■ EXERCISE: Quote every line as given.

■ INPUT MATERIAL:
┄┄┄┄┄┄┄┄┄┄
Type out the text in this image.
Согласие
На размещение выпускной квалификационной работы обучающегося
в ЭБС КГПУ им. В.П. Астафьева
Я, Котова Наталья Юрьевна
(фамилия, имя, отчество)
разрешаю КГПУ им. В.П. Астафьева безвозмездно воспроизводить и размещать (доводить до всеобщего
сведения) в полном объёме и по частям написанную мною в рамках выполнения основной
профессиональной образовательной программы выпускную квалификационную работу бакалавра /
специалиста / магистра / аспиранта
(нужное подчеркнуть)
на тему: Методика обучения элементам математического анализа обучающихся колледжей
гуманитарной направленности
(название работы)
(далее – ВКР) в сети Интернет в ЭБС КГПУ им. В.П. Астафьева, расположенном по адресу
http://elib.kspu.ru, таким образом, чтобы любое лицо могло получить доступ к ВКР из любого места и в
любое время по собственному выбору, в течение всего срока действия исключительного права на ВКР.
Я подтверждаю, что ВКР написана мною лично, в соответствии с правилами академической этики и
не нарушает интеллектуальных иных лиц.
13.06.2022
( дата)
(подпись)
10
┄┄┄┄┄┄┄┄┄┄
■ ANSWER IN FULL:
Type out the text in this image.
Согласие
На размещение выпускной квалификационной работы обучающегося
в ЭБС КГПУ им. В.П. Астафьева
Я, Котова Наталья Юрьевна
(фамилия, имя, отчество)
разрешаю КГПУ им. В.П. Астафьева безвозмездно воспроизводить и размещать (доводить до всеобщего
сведения) в полном объёме и по частям написанную мною в рамках выполнения основной
профессиональной образовательной программы выпускную квалификационную работу бакалавра /
специалиста / магистра / аспиранта
(нужное подчеркнуть)
на тему: Методика обучения элементам математического анализа обучающихся колледжей
гуманитарной направленности
(название работы)
(далее – ВКР) в сети Интернет в ЭБС КГПУ им. В.П. Астафьева, расположенном по адресу
http://elib.kspu.ru, таким образом, чтобы любое лицо могло получить доступ к ВКР из любого места и в
любое время по собственному выбору, в течение всего срока действия исключительного права на ВКР.
Я подтверждаю, что ВКР написана мною лично, в соответствии с правилами академической этики и
не нарушает интеллектуальных иных лиц.
13.06.2022
( дата)
(подпись)
10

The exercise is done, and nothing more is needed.